## begin

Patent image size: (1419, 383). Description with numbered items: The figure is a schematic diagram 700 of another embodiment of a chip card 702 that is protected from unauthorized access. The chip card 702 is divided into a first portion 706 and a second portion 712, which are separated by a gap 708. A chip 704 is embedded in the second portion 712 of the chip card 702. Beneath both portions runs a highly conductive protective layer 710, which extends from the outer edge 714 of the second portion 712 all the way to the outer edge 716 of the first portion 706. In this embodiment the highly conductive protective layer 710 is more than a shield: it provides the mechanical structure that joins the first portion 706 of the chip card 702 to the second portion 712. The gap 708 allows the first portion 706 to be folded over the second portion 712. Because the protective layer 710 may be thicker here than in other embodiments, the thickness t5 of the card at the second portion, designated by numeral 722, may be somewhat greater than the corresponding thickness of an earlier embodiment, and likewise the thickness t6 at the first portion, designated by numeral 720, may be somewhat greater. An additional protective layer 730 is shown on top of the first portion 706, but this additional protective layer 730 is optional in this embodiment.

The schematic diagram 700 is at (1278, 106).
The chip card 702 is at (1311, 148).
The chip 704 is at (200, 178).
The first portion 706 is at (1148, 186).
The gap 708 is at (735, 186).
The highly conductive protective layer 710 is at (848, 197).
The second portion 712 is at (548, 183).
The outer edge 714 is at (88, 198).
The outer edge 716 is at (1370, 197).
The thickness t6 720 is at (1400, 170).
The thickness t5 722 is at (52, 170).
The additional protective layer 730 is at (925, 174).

## end

Your objective → Copy these lines word for word.

Solution for this problem →
Patent image size: (1419, 383). Description with numbered items: The figure is a schematic diagram 700 of another embodiment of a chip card 702 that is protected from unauthorized access. The chip card 702 is divided into a first portion 706 and a second portion 712, which are separated by a gap 708. A chip 704 is embedded in the second portion 712 of the chip card 702. Beneath both portions runs a highly conductive protective layer 710, which extends from the outer edge 714 of the second portion 712 all the way to the outer edge 716 of the first portion 706. In this embodiment the highly conductive protective layer 710 is more than a shield: it provides the mechanical structure that joins the first portion 706 of the chip card 702 to the second portion 712. The gap 708 allows the first portion 706 to be folded over the second portion 712. Because the protective layer 710 may be thicker here than in other embodiments, the thickness t5 of the card at the second portion, designated by numeral 722, may be somewhat greater than the corresponding thickness of an earlier embodiment, and likewise the thickness t6 at the first portion, designated by numeral 720, may be somewhat greater. An additional protective layer 730 is shown on top of the first portion 706, but this additional protective layer 730 is optional in this embodiment.

The schematic diagram 700 is at (1278, 106).
The chip card 702 is at (1311, 148).
The chip 704 is at (200, 178).
The first portion 706 is at (1148, 186).
The gap 708 is at (735, 186).
The highly conductive protective layer 710 is at (848, 197).
The second portion 712 is at (548, 183).
The outer edge 714 is at (88, 198).
The outer edge 716 is at (1370, 197).
The thickness t6 720 is at (1400, 170).
The thickness t5 722 is at (52, 170).
The additional protective layer 730 is at (925, 174).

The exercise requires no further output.